Print the entries verbatim, leaving out the images they contain.

→ DATASET CONTENT:
•••••

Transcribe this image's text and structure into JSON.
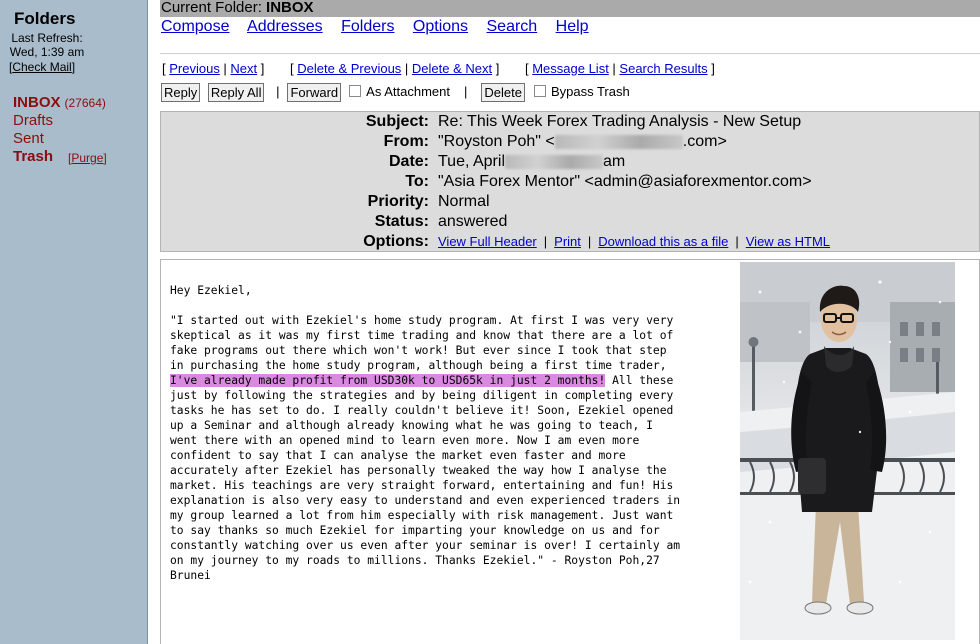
{
  "sidebar": {
    "title": "Folders",
    "refresh_line1": "Last Refresh:",
    "refresh_line2": "Wed, 1:39 am",
    "check_mail": "Check Mail",
    "folders": {
      "inbox": "INBOX",
      "inbox_count": "(27664)",
      "drafts": "Drafts",
      "sent": "Sent",
      "trash": "Trash",
      "purge": "Purge"
    }
  },
  "current_folder": {
    "label": "Current Folder:",
    "name": "INBOX"
  },
  "top_links": {
    "compose": "Compose",
    "addresses": "Addresses",
    "folders": "Folders",
    "options": "Options",
    "search": "Search",
    "help": "Help"
  },
  "nav": {
    "previous": "Previous",
    "next": "Next",
    "delete_previous": "Delete & Previous",
    "delete_next": "Delete & Next",
    "message_list": "Message List",
    "search_results": "Search Results"
  },
  "actions": {
    "reply": "Reply",
    "reply_all": "Reply All",
    "forward": "Forward",
    "as_attachment": "As Attachment",
    "delete": "Delete",
    "bypass_trash": "Bypass Trash"
  },
  "headers": {
    "subject_label": "Subject:",
    "subject": "Re: This Week Forex Trading Analysis - New Setup",
    "from_label": "From:",
    "from_name": "\"Royston Poh\" <",
    "from_domain": ".com>",
    "date_label": "Date:",
    "date_start": "Tue, April",
    "date_end": "am",
    "to_label": "To:",
    "to": "\"Asia Forex Mentor\" <admin@asiaforexmentor.com>",
    "priority_label": "Priority:",
    "priority": "Normal",
    "status_label": "Status:",
    "status": "answered",
    "options_label": "Options:",
    "options": {
      "view_full_header": "View Full Header",
      "print": "Print",
      "download": "Download this as a file",
      "view_html": "View as HTML"
    }
  },
  "message": {
    "greeting": "Hey Ezekiel,",
    "lines_before": "\"I started out with Ezekiel's home study program. At first I was very very\nskeptical as it was my first time trading and know that there are a lot of\nfake programs out there which won't work! But ever since I took that step\nin purchasing the home study program, although being a first time trader,\n",
    "highlight": "I've already made profit from USD30k to USD65k in just 2 months!",
    "after_highlight": " All these",
    "lines_after": "\njust by following the strategies and by being diligent in completing every\ntasks he has set to do. I really couldn't believe it! Soon, Ezekiel opened\nup a Seminar and although already knowing what he was going to teach, I\nwent there with an opened mind to learn even more. Now I am even more\nconfident to say that I can analyse the market even faster and more\naccurately after Ezekiel has personally tweaked the way how I analyse the\nmarket. His teachings are very straight forward, entertaining and fun! His\nexplanation is also very easy to understand and even experienced traders in\nmy group learned a lot from him especially with risk management. Just want\nto say thanks so much Ezekiel for imparting your knowledge on us and for\nconstantly watching over us even after your seminar is over! I certainly am\non my journey to my roads to millions. Thanks Ezekiel.\" - Royston Poh,27\nBrunei"
  }
}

•••••

→ OUTPUT:
Transcribe this image's text and structure into JSON.
{
  "sidebar": {
    "title": "Folders",
    "refresh_line1": "Last Refresh:",
    "refresh_line2": "Wed, 1:39 am",
    "check_mail": "Check Mail",
    "folders": {
      "inbox": "INBOX",
      "inbox_count": "(27664)",
      "drafts": "Drafts",
      "sent": "Sent",
      "trash": "Trash",
      "purge": "Purge"
    }
  },
  "current_folder": {
    "label": "Current Folder:",
    "name": "INBOX"
  },
  "top_links": {
    "compose": "Compose",
    "addresses": "Addresses",
    "folders": "Folders",
    "options": "Options",
    "search": "Search",
    "help": "Help"
  },
  "nav": {
    "previous": "Previous",
    "next": "Next",
    "delete_previous": "Delete & Previous",
    "delete_next": "Delete & Next",
    "message_list": "Message List",
    "search_results": "Search Results"
  },
  "actions": {
    "reply": "Reply",
    "reply_all": "Reply All",
    "forward": "Forward",
    "as_attachment": "As Attachment",
    "delete": "Delete",
    "bypass_trash": "Bypass Trash"
  },
  "headers": {
    "subject_label": "Subject:",
    "subject": "Re: This Week Forex Trading Analysis - New Setup",
    "from_label": "From:",
    "from_name": "\"Royston Poh\" <",
    "from_domain": ".com>",
    "date_label": "Date:",
    "date_start": "Tue, April",
    "date_end": "am",
    "to_label": "To:",
    "to": "\"Asia Forex Mentor\" <admin@asiaforexmentor.com>",
    "priority_label": "Priority:",
    "priority": "Normal",
    "status_label": "Status:",
    "status": "answered",
    "options_label": "Options:",
    "options": {
      "view_full_header": "View Full Header",
      "print": "Print",
      "download": "Download this as a file",
      "view_html": "View as HTML"
    }
  },
  "message": {
    "greeting": "Hey Ezekiel,",
    "lines_before": "\"I started out with Ezekiel's home study program. At first I was very very\nskeptical as it was my first time trading and know that there are a lot of\nfake programs out there which won't work! But ever since I took that step\nin purchasing the home study program, although being a first time trader,\n",
    "highlight": "I've already made profit from USD30k to USD65k in just 2 months!",
    "after_highlight": " All these",
    "lines_after": "\njust by following the strategies and by being diligent in completing every\ntasks he has set to do. I really couldn't believe it! Soon, Ezekiel opened\nup a Seminar and although already knowing what he was going to teach, I\nwent there with an opened mind to learn even more. Now I am even more\nconfident to say that I can analyse the market even faster and more\naccurately after Ezekiel has personally tweaked the way how I analyse the\nmarket. His teachings are very straight forward, entertaining and fun! His\nexplanation is also very easy to understand and even experienced traders in\nmy group learned a lot from him especially with risk management. Just want\nto say thanks so much Ezekiel for imparting your knowledge on us and for\nconstantly watching over us even after your seminar is over! I certainly am\non my journey to my roads to millions. Thanks Ezekiel.\" - Royston Poh,27\nBrunei"
  }
}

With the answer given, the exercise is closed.